▸ **Given request**
Extract and list every line that contains the word "peruigilo".

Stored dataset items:
────

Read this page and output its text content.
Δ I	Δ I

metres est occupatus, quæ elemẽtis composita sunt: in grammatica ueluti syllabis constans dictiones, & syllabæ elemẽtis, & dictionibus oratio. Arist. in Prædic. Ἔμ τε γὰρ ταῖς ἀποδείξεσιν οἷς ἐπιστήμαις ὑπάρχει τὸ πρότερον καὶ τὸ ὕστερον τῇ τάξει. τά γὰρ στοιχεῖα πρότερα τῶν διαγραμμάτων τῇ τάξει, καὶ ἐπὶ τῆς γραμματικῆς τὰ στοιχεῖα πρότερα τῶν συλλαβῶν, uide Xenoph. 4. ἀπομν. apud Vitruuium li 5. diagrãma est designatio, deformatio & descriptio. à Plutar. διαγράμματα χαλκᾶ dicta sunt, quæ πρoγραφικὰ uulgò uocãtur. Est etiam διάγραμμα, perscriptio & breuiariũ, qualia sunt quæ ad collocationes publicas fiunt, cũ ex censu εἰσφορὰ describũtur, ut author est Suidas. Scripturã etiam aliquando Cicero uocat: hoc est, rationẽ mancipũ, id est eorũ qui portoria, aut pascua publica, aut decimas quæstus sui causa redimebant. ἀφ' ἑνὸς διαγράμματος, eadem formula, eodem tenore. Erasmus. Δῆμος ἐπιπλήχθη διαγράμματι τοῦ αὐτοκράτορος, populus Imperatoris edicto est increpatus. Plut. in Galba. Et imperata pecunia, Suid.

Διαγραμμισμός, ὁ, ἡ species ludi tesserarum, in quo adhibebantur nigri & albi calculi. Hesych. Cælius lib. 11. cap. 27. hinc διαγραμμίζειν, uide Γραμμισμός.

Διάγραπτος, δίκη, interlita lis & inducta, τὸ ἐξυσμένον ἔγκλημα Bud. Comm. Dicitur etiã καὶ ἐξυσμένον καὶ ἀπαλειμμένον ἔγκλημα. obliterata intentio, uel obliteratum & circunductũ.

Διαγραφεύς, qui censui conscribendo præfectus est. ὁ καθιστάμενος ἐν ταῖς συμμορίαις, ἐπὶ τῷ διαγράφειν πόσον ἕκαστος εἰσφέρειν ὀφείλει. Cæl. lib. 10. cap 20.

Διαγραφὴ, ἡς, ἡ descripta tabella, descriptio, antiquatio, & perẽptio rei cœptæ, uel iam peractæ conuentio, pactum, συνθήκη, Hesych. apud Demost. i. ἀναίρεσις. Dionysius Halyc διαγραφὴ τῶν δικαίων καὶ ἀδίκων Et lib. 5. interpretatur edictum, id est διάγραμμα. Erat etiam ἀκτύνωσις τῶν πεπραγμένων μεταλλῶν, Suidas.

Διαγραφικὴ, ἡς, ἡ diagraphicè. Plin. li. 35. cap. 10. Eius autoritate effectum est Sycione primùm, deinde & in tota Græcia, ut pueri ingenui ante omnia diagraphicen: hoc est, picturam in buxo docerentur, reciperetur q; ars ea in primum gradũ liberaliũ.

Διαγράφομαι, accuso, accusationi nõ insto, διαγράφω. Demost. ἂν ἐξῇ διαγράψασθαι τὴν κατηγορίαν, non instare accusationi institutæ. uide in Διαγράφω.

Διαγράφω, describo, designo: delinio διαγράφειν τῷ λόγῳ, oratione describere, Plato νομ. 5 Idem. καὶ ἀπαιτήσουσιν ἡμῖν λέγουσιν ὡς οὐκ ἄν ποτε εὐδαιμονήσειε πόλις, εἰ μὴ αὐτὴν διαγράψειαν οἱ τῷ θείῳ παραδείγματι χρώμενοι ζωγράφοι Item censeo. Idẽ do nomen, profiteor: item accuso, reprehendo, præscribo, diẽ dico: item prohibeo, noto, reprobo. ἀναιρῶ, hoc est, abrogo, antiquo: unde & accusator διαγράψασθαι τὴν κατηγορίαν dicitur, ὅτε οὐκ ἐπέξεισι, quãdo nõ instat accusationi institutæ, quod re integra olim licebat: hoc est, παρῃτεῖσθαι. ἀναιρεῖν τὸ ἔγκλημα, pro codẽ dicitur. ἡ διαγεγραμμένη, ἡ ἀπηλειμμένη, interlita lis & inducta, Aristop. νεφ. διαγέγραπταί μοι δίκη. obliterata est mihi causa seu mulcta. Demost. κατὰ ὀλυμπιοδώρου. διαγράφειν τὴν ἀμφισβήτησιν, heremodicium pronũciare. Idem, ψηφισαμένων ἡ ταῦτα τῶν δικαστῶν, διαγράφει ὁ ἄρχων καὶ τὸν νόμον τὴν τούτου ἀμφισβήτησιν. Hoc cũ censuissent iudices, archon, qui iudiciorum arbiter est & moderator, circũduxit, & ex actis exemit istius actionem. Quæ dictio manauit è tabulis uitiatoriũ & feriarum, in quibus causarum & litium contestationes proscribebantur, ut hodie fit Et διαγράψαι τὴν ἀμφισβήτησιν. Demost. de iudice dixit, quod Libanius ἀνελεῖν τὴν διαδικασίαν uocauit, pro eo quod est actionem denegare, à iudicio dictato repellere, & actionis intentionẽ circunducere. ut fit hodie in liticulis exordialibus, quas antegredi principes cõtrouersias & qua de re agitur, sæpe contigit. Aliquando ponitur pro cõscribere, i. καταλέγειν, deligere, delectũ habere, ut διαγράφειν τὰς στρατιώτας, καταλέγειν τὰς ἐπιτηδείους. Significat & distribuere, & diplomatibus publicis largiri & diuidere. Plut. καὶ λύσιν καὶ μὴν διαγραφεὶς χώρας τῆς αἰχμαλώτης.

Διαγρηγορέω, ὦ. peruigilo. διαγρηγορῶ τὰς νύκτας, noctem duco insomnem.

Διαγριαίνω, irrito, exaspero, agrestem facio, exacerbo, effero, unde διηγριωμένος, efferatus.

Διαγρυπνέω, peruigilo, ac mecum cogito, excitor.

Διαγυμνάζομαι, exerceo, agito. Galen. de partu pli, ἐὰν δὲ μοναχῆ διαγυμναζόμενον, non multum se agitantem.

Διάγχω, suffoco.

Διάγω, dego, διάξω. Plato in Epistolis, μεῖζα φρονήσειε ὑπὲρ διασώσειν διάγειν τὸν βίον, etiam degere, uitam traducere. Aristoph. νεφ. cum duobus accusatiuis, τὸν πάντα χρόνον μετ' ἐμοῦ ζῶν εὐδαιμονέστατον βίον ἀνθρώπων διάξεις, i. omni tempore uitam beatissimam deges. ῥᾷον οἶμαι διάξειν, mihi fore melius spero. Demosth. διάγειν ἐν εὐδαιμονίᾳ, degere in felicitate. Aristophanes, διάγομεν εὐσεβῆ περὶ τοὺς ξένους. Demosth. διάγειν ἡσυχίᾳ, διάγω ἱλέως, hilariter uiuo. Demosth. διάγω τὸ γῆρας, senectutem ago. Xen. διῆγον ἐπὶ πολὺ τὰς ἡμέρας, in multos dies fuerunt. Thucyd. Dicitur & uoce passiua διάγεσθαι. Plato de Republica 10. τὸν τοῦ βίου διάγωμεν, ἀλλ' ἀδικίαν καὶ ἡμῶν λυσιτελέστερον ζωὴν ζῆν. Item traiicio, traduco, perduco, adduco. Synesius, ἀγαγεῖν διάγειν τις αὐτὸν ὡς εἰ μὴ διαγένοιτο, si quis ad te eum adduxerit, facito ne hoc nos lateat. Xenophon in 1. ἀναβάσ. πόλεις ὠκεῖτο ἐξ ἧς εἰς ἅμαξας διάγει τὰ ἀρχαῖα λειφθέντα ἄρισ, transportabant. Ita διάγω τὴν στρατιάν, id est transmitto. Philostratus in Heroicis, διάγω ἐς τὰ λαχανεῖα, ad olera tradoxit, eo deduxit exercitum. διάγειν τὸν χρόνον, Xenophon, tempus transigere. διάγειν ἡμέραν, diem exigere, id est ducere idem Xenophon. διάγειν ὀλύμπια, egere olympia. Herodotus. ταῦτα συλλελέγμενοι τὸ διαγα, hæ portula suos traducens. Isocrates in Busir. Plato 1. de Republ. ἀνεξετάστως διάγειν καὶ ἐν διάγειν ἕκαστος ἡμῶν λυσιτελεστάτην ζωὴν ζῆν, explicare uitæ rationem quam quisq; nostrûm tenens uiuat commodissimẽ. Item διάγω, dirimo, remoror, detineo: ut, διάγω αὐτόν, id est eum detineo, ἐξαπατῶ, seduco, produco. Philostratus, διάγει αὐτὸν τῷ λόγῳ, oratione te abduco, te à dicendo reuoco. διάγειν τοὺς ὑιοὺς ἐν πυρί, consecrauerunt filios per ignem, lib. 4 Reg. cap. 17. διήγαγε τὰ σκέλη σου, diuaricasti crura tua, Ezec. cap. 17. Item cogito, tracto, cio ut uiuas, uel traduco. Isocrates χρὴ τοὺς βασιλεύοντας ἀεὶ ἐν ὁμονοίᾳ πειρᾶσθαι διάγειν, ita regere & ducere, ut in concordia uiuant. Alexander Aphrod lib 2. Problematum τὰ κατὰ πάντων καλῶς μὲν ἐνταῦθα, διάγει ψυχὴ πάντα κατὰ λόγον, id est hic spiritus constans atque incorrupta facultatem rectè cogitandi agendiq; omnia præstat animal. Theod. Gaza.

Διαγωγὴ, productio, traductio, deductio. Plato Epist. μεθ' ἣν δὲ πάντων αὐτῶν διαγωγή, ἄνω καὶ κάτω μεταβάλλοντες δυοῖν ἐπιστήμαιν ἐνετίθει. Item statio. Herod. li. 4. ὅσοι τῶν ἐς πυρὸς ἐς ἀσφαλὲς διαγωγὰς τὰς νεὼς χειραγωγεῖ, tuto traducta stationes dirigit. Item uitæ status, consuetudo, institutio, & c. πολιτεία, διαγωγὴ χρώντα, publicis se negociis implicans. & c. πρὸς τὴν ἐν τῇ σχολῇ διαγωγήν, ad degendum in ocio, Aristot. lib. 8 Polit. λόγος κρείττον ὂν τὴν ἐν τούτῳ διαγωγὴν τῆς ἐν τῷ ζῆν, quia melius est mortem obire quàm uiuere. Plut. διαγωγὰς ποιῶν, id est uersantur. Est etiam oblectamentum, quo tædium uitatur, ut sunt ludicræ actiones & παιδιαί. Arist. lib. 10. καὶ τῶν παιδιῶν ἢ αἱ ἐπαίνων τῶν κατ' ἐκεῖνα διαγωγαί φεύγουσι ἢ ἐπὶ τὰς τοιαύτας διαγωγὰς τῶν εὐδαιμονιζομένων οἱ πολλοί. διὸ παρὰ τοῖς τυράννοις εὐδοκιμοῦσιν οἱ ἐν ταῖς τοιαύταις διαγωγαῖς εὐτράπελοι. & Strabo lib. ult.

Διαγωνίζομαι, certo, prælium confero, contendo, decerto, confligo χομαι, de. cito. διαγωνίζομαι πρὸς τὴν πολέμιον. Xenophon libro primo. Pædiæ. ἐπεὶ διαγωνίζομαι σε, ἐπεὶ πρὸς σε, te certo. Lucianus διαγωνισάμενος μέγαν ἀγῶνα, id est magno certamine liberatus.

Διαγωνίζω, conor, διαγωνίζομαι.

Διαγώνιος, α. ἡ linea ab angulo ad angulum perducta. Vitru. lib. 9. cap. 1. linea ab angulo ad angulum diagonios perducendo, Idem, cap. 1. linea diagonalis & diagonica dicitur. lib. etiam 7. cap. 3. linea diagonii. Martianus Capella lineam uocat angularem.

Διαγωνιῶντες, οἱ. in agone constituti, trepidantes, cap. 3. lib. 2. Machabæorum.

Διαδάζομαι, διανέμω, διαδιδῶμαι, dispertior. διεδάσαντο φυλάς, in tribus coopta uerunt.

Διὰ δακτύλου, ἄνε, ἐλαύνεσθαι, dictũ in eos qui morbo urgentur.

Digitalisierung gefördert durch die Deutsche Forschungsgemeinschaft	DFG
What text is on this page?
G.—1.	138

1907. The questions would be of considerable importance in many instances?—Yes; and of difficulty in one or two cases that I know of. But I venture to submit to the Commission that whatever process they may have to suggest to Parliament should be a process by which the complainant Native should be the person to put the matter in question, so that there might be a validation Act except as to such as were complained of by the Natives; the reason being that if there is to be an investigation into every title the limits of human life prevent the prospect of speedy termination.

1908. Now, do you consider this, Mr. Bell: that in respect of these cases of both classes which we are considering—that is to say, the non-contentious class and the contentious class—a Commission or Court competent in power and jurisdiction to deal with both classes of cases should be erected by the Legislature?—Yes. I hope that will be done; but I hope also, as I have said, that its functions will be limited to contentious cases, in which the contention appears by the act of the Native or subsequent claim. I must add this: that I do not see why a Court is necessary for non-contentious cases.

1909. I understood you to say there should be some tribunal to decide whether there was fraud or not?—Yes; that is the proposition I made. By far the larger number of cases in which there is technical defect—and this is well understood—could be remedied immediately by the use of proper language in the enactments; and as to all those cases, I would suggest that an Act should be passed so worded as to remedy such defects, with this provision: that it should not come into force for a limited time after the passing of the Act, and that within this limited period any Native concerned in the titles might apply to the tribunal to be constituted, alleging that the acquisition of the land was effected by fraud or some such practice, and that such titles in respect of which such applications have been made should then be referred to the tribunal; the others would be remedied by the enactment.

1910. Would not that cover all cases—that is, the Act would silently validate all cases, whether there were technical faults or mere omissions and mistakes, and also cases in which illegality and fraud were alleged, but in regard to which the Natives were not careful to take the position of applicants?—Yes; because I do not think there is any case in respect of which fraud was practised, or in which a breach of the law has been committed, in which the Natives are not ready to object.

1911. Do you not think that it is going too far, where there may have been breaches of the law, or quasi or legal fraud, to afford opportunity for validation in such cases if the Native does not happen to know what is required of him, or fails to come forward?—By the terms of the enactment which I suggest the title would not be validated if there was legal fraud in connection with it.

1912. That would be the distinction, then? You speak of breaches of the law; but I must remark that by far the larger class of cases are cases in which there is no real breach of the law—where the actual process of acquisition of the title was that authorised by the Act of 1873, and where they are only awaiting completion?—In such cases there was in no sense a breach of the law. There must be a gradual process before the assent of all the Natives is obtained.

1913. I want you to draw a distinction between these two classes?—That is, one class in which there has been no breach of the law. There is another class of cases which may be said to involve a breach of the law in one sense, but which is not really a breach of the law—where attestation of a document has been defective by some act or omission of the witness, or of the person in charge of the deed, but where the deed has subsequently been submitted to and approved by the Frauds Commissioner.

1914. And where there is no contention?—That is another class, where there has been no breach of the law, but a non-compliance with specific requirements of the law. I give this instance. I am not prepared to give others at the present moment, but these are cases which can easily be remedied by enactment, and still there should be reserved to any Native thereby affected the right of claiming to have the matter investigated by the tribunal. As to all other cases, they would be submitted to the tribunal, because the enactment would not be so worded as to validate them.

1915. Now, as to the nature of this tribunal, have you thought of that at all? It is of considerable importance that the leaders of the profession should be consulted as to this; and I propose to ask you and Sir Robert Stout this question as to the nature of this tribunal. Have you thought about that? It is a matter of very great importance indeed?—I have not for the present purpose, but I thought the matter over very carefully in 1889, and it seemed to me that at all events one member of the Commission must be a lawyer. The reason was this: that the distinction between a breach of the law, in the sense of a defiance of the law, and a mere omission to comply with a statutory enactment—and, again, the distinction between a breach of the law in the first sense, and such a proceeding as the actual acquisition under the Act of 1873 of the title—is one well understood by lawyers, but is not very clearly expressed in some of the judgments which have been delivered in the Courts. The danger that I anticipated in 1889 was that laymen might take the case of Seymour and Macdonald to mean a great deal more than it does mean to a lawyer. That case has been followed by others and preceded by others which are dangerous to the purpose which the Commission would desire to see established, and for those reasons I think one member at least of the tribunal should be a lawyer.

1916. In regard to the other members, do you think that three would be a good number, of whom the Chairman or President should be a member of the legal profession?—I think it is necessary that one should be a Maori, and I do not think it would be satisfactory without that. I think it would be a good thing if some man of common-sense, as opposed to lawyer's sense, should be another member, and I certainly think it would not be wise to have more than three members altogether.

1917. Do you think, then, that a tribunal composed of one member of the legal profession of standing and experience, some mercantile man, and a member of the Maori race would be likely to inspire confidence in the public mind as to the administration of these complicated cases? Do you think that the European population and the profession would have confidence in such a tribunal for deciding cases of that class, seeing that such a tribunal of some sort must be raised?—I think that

────

▸ **Exercise solution**
Διαγρηγορέω, ὦ. peruigilo. διαγρηγορῶ τὰς νύκτας, noctem duco insomnem.
Διαγρυπνέω, peruigilo, ac mecum cogito, excitor.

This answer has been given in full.